# Dataset excerpts start

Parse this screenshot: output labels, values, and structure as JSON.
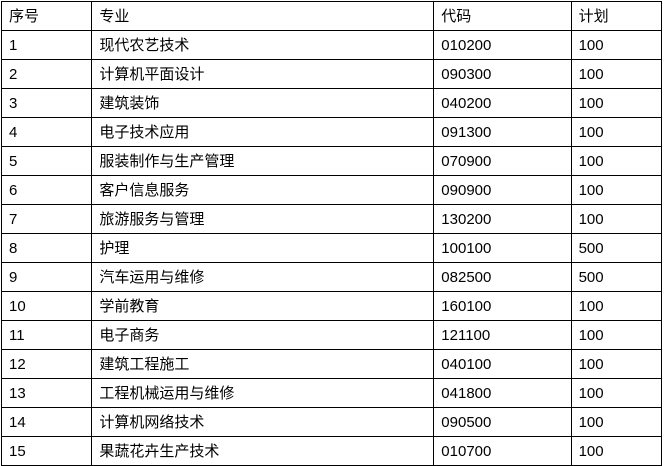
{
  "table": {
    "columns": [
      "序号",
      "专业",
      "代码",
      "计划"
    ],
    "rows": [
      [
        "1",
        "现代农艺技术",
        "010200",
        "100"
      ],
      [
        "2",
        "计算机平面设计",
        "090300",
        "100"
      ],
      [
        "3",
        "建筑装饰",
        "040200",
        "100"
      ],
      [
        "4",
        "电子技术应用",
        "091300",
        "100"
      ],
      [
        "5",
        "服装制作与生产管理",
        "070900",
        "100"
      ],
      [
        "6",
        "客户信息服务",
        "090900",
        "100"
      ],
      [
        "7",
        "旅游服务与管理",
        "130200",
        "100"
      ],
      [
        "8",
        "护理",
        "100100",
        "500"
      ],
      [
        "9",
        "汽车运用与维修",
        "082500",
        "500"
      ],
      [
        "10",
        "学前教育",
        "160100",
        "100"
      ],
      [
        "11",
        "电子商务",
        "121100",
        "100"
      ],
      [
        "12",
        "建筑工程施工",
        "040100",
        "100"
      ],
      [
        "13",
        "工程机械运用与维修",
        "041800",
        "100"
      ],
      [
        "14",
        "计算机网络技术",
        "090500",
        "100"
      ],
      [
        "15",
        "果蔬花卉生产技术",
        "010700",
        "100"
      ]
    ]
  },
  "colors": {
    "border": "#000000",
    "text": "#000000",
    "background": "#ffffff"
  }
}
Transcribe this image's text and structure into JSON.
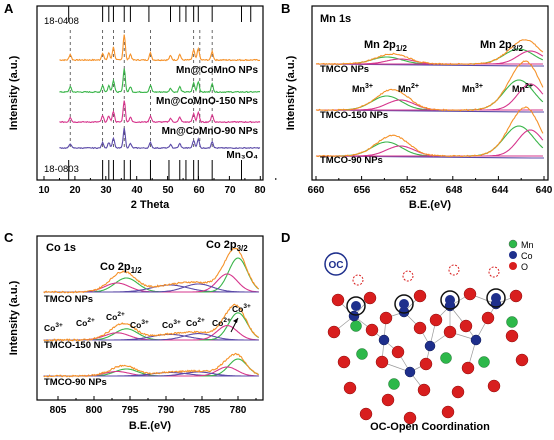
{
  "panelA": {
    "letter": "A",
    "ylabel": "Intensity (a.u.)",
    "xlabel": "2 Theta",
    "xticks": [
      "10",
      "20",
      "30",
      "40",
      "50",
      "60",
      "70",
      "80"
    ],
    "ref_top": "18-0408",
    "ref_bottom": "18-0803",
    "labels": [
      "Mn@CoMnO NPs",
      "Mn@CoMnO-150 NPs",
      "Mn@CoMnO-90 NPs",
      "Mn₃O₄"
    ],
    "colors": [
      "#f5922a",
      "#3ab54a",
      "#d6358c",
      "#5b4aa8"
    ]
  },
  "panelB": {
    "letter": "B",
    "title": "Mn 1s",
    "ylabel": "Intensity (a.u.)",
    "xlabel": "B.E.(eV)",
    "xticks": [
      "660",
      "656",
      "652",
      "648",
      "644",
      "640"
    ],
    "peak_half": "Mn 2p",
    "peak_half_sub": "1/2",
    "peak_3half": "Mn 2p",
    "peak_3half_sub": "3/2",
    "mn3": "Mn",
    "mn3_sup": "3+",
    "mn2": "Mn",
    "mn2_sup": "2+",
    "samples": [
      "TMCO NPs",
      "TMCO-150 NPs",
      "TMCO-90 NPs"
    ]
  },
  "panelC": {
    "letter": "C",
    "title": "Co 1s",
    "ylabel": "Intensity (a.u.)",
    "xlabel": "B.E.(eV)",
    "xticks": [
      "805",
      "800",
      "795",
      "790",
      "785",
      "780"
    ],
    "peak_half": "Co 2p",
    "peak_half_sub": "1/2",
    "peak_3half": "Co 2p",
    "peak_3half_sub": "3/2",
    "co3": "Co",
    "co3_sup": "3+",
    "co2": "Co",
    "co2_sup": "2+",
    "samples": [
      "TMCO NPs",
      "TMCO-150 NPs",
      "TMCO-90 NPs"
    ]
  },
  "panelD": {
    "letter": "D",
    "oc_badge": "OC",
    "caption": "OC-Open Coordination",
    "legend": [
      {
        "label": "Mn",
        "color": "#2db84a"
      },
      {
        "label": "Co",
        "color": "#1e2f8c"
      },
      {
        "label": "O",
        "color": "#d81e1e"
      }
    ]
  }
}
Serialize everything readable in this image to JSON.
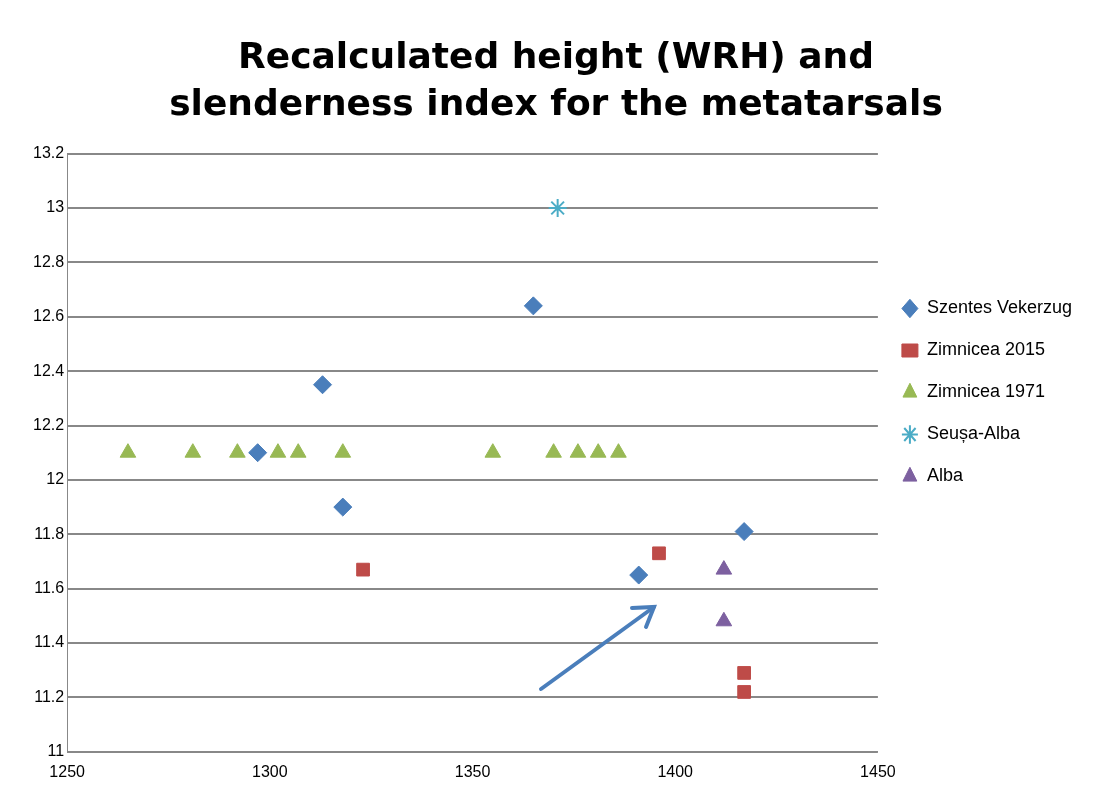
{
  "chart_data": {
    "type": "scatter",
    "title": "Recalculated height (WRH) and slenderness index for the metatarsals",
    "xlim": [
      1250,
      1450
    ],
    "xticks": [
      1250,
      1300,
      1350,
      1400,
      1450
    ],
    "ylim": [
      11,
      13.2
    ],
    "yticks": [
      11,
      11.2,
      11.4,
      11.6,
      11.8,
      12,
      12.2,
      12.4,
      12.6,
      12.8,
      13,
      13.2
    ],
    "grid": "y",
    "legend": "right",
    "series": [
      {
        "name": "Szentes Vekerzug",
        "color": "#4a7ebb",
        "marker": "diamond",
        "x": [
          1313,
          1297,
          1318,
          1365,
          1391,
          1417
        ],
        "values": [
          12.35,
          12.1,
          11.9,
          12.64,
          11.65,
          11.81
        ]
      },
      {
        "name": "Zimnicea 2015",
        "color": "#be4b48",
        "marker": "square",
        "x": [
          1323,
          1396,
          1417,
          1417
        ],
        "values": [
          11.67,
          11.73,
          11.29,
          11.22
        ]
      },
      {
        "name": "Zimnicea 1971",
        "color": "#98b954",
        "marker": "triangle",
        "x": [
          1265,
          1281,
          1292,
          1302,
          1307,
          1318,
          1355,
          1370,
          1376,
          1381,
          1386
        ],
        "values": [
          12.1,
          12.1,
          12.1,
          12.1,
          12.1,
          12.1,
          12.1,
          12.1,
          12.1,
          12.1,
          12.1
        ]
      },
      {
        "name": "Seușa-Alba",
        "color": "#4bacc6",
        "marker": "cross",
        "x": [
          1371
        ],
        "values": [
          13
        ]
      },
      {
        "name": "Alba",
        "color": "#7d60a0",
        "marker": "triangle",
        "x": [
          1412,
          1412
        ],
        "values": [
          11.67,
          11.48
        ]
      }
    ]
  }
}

# Dataset excerpts end

_What the task asks:_ How many of the listing's lines contain "Zimnicea"? Respond with a single number and nothing else.

_Answer to this exercise:_ 2